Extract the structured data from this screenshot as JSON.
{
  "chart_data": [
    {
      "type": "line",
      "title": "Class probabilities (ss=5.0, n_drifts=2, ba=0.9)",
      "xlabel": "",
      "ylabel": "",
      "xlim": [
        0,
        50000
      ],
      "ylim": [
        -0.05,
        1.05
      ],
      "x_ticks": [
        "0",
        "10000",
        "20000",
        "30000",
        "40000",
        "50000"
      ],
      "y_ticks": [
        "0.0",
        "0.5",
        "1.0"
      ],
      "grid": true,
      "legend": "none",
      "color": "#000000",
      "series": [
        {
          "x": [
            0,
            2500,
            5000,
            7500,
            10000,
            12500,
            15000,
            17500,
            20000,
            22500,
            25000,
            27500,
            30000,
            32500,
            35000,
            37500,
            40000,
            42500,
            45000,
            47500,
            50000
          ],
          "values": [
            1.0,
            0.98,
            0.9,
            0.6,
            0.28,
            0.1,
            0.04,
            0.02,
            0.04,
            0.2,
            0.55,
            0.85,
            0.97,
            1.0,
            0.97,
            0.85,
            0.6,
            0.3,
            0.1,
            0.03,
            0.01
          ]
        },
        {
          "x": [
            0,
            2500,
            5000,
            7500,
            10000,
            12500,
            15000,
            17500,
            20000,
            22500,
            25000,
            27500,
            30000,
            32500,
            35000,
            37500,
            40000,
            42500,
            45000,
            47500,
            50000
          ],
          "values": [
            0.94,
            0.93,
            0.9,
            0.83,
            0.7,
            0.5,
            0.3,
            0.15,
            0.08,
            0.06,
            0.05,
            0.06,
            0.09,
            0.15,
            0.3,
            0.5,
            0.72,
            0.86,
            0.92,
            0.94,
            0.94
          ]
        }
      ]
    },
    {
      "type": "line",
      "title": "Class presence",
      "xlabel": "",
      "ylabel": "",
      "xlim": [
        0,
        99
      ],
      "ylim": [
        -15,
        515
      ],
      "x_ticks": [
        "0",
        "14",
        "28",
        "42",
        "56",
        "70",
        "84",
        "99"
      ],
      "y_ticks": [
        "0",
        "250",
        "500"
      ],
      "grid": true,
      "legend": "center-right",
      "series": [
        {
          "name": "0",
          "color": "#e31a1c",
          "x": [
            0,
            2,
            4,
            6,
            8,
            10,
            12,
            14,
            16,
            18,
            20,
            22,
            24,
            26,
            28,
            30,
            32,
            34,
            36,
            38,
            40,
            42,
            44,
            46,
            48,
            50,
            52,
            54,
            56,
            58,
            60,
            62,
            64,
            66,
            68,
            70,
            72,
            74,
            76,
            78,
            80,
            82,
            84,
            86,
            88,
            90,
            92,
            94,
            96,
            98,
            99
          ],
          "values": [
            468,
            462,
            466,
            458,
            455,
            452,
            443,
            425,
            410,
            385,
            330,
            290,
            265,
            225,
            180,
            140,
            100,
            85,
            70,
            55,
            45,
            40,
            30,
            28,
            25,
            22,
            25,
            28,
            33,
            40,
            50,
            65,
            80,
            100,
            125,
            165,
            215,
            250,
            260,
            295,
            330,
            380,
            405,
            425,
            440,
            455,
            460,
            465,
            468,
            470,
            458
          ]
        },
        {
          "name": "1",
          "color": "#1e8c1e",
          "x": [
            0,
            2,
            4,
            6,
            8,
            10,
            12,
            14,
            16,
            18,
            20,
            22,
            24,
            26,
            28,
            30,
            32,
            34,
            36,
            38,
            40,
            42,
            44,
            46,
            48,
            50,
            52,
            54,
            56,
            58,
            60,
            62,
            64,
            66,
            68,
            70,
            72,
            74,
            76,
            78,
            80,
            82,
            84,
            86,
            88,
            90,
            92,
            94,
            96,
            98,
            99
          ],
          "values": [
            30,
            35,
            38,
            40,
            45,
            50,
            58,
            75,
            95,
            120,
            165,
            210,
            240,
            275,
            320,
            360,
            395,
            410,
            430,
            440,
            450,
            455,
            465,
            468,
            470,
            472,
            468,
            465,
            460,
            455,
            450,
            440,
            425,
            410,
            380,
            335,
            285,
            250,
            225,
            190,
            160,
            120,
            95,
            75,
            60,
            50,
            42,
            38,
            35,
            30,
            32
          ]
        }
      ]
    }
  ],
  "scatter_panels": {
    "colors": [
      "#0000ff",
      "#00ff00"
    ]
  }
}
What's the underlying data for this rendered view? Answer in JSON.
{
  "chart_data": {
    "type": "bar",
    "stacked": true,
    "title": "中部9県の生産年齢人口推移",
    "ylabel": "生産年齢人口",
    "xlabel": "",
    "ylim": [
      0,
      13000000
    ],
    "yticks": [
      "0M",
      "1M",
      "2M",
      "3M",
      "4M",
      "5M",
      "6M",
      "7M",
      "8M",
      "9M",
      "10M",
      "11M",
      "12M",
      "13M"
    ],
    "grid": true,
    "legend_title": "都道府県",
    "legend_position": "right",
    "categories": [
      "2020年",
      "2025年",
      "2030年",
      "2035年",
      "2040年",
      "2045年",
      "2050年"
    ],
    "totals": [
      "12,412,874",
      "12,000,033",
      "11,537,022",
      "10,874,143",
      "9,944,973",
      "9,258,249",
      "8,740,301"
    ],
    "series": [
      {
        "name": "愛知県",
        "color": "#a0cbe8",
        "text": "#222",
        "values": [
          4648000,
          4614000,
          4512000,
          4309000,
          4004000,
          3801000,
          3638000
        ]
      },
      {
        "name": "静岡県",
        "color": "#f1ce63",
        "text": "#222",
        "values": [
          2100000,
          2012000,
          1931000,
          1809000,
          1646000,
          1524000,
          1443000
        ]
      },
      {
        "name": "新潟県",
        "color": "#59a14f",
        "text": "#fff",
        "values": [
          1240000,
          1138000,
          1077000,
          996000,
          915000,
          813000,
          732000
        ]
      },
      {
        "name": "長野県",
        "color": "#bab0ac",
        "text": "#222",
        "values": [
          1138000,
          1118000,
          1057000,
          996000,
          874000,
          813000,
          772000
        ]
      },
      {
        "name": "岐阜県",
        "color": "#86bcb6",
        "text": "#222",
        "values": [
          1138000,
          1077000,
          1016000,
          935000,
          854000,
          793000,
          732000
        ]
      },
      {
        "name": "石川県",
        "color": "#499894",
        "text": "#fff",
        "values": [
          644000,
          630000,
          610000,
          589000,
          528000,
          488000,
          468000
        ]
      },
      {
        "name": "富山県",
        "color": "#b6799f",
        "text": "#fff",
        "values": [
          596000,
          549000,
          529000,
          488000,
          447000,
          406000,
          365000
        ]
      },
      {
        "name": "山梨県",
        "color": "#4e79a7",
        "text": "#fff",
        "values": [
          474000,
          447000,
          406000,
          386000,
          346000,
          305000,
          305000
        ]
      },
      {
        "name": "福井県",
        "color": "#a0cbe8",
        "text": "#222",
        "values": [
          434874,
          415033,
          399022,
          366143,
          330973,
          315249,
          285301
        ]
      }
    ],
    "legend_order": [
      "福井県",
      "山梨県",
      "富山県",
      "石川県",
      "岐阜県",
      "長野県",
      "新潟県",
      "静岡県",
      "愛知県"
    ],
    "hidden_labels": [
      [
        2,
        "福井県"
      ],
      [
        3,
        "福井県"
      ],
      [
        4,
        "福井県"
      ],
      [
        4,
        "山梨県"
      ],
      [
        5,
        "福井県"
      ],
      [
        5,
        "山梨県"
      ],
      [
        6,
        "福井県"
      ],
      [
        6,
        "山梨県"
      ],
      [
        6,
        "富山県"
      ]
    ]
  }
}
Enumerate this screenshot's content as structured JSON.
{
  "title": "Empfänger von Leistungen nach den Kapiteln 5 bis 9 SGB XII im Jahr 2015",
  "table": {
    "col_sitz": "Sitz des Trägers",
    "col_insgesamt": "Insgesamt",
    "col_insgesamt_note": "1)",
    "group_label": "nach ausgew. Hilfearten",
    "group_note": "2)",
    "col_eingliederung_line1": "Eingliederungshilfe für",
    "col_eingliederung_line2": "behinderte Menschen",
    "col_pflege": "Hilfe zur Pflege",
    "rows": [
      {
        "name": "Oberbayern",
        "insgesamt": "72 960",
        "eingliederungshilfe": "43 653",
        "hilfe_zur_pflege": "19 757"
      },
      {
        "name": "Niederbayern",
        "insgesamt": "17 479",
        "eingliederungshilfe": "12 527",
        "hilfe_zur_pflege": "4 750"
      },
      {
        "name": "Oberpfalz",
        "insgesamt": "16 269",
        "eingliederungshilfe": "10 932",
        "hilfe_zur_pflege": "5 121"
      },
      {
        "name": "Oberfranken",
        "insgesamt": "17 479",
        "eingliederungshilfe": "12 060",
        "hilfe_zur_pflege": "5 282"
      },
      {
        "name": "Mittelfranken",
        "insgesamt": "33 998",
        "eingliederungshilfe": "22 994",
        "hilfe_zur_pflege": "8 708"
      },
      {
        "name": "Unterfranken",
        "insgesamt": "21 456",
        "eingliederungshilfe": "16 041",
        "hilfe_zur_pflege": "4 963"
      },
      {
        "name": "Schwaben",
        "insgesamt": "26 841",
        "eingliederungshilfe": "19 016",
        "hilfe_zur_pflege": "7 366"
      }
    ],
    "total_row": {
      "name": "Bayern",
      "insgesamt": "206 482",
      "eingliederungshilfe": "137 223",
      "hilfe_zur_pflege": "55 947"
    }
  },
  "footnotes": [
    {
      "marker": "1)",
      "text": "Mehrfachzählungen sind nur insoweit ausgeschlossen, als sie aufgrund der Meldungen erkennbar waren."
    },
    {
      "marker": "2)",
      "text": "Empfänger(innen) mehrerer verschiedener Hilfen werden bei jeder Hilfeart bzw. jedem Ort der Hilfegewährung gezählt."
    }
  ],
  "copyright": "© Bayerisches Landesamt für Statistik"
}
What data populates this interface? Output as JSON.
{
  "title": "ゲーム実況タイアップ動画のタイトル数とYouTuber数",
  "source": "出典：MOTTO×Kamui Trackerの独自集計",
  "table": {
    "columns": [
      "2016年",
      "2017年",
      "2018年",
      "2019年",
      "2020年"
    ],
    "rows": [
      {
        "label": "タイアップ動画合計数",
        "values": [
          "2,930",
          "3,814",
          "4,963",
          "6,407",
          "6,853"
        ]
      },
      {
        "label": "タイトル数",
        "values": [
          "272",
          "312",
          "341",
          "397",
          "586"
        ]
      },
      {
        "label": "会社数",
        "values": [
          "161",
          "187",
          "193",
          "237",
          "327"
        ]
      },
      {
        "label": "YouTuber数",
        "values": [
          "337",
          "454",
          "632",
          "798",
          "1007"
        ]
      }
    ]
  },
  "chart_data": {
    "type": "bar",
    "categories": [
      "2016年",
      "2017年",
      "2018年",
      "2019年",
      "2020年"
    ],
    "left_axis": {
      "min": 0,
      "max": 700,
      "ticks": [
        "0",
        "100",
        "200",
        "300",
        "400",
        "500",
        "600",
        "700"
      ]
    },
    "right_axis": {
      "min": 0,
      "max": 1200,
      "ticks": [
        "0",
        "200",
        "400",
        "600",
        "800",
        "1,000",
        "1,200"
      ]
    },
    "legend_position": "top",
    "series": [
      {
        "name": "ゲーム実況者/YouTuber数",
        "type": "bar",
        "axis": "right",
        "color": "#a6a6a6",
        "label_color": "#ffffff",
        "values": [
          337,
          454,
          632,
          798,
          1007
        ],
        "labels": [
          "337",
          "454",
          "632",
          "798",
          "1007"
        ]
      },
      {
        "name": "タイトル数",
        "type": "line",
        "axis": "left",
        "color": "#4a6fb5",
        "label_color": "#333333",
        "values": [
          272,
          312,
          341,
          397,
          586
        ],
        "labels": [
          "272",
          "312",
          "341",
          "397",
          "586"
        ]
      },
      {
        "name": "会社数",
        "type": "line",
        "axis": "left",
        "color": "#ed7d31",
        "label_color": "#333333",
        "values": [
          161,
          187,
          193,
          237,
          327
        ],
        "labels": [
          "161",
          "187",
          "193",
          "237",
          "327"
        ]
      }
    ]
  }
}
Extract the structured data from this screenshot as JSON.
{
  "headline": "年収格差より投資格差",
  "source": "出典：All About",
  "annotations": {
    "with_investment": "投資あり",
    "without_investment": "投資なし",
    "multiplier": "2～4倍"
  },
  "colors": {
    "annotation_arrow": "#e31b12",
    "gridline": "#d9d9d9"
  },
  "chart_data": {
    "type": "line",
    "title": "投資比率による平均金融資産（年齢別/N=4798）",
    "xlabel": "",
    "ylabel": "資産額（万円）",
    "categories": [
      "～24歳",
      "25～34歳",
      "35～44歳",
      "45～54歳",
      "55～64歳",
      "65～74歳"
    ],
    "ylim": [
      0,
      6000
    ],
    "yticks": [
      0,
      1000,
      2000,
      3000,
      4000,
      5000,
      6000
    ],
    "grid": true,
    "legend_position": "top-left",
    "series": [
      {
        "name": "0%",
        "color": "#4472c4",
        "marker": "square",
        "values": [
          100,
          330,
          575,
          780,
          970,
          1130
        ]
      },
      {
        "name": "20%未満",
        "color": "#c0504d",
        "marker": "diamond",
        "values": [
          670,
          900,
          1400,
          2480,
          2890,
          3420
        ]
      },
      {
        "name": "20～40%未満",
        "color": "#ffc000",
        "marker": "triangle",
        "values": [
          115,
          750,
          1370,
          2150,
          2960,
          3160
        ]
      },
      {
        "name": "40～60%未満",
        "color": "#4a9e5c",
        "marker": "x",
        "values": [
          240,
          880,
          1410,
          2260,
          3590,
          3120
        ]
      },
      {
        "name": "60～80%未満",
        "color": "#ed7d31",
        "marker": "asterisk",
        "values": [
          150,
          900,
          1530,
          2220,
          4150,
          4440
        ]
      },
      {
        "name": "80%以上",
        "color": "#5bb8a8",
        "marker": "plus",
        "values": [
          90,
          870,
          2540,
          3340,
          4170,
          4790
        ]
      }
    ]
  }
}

= = = =

◆ **YOUR TASK**: Identify the lines in the entries that hold "marker" and return each one.

◆ **RESULT**:
      "marker": "1)",
      "marker": "2)",
        "marker": "square",
        "marker": "diamond",
        "marker": "triangle",
        "marker": "x",
        "marker": "asterisk",
        "marker": "plus",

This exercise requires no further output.